(Task directions): Repeat the listing exactly as given, omitting every image.

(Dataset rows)
* start *

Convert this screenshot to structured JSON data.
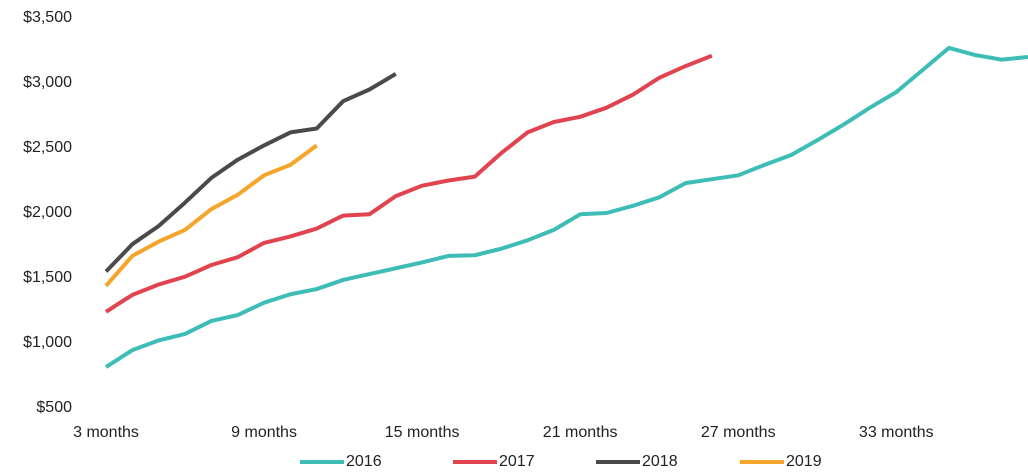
{
  "chart_data": {
    "type": "line",
    "x": [
      3,
      4,
      5,
      6,
      7,
      8,
      9,
      10,
      11,
      12,
      13,
      14,
      15,
      16,
      17,
      18,
      19,
      20,
      21,
      22,
      23,
      24,
      25,
      26,
      27,
      28,
      29,
      30,
      31,
      32,
      33,
      34,
      35,
      36,
      37,
      38
    ],
    "xlim": [
      3,
      38
    ],
    "xticks": [
      {
        "value": 3,
        "label": "3 months"
      },
      {
        "value": 9,
        "label": "9 months"
      },
      {
        "value": 15,
        "label": "15 months"
      },
      {
        "value": 21,
        "label": "21 months"
      },
      {
        "value": 27,
        "label": "27 months"
      },
      {
        "value": 33,
        "label": "33 months"
      }
    ],
    "ylim": [
      500,
      3500
    ],
    "yticks": [
      {
        "value": 500,
        "label": "$500"
      },
      {
        "value": 1000,
        "label": "$1,000"
      },
      {
        "value": 1500,
        "label": "$1,500"
      },
      {
        "value": 2000,
        "label": "$2,000"
      },
      {
        "value": 2500,
        "label": "$2,500"
      },
      {
        "value": 3000,
        "label": "$3,000"
      },
      {
        "value": 3500,
        "label": "$3,500"
      }
    ],
    "grid": false,
    "legend": "bottom",
    "series": [
      {
        "name": "2016",
        "color": "#3dbdb6",
        "values": [
          815,
          945,
          1020,
          1070,
          1170,
          1215,
          1310,
          1375,
          1415,
          1485,
          1530,
          1575,
          1620,
          1670,
          1675,
          1725,
          1790,
          1870,
          1990,
          2000,
          2055,
          2120,
          2230,
          2260,
          2290,
          2370,
          2445,
          2560,
          2680,
          2810,
          2930,
          3100,
          3270,
          3215,
          3180,
          3200
        ]
      },
      {
        "name": "2017",
        "color": "#e1434f",
        "values": [
          1240,
          1370,
          1450,
          1510,
          1600,
          1660,
          1770,
          1820,
          1880,
          1980,
          1990,
          2130,
          2210,
          2250,
          2280,
          2460,
          2620,
          2700,
          2740,
          2810,
          2910,
          3040,
          3130,
          3210,
          null,
          null,
          null,
          null,
          null,
          null,
          null,
          null,
          null,
          null,
          null,
          null
        ]
      },
      {
        "name": "2018",
        "color": "#4a4a4a",
        "values": [
          1550,
          1760,
          1900,
          2080,
          2270,
          2410,
          2520,
          2620,
          2650,
          2860,
          2950,
          3070,
          null,
          null,
          null,
          null,
          null,
          null,
          null,
          null,
          null,
          null,
          null,
          null,
          null,
          null,
          null,
          null,
          null,
          null,
          null,
          null,
          null,
          null,
          null,
          null
        ]
      },
      {
        "name": "2019",
        "color": "#f4a52a",
        "values": [
          1440,
          1670,
          1780,
          1870,
          2030,
          2140,
          2290,
          2370,
          2520,
          null,
          null,
          null,
          null,
          null,
          null,
          null,
          null,
          null,
          null,
          null,
          null,
          null,
          null,
          null,
          null,
          null,
          null,
          null,
          null,
          null,
          null,
          null,
          null,
          null,
          null,
          null
        ]
      }
    ]
  }
}
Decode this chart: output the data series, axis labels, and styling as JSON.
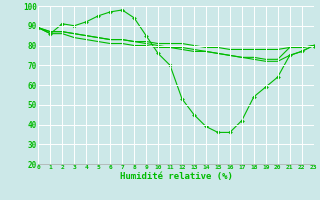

* end *

(Task solution):
Convert this screenshot to structured JSON data.
{
  "chart_data": {
    "type": "line",
    "x": [
      3,
      4,
      5,
      6,
      7,
      8,
      9,
      10,
      11,
      12,
      13,
      14,
      15,
      16,
      17,
      18,
      19,
      20,
      21,
      22,
      23,
      24,
      25,
      26,
      27,
      28,
      29,
      30,
      31,
      32,
      33,
      34,
      35,
      36,
      37,
      38
    ],
    "xlim": [
      3,
      38
    ],
    "xticks": [
      {
        "value": 3,
        "label": "3 months"
      },
      {
        "value": 9,
        "label": "9 months"
      },
      {
        "value": 15,
        "label": "15 months"
      },
      {
        "value": 21,
        "label": "21 months"
      },
      {
        "value": 27,
        "label": "27 months"
      },
      {
        "value": 33,
        "label": "33 months"
      }
    ],
    "ylim": [
      500,
      3500
    ],
    "yticks": [
      {
        "value": 500,
        "label": "$500"
      },
      {
        "value": 1000,
        "label": "$1,000"
      },
      {
        "value": 1500,
        "label": "$1,500"
      },
      {
        "value": 2000,
        "label": "$2,000"
      },
      {
        "value": 2500,
        "label": "$2,500"
      },
      {
        "value": 3000,
        "label": "$3,000"
      },
      {
        "value": 3500,
        "label": "$3,500"
      }
    ],
    "grid": false,
    "legend": "bottom",
    "series": [
      {
        "name": "2016",
        "color": "#3dbdb6",
        "values": [
          815,
          945,
          1020,
          1070,
          1170,
          1215,
          1310,
          1375,
          1415,
          1485,
          1530,
          1575,
          1620,
          1670,
          1675,
          1725,
          1790,
          1870,
          1990,
          2000,
          2055,
          2120,
          2230,
          2260,
          2290,
          2370,
          2445,
          2560,
          2680,
          2810,
          2930,
          3100,
          3270,
          3215,
          3180,
          3200
        ]
      },
      {
        "name": "2017",
        "color": "#e1434f",
        "values": [
          1240,
          1370,
          1450,
          1510,
          1600,
          1660,
          1770,
          1820,
          1880,
          1980,
          1990,
          2130,
          2210,
          2250,
          2280,
          2460,
          2620,
          2700,
          2740,
          2810,
          2910,
          3040,
          3130,
          3210,
          null,
          null,
          null,
          null,
          null,
          null,
          null,
          null,
          null,
          null,
          null,
          null
        ]
      },
      {
        "name": "2018",
        "color": "#4a4a4a",
        "values": [
          1550,
          1760,
          1900,
          2080,
          2270,
          2410,
          2520,
          2620,
          2650,
          2860,
          2950,
          3070,
          null,
          null,
          null,
          null,
          null,
          null,
          null,
          null,
          null,
          null,
          null,
          null,
          null,
          null,
          null,
          null,
          null,
          null,
          null,
          null,
          null,
          null,
          null,
          null
        ]
      },
      {
        "name": "2019",
        "color": "#f4a52a",
        "values": [
          1440,
          1670,
          1780,
          1870,
          2030,
          2140,
          2290,
          2370,
          2520,
          null,
          null,
          null,
          null,
          null,
          null,
          null,
          null,
          null,
          null,
          null,
          null,
          null,
          null,
          null,
          null,
          null,
          null,
          null,
          null,
          null,
          null,
          null,
          null,
          null,
          null,
          null
        ]
      }
    ]
  }
}
Decode this chart: output the data series, axis labels, and styling as JSON.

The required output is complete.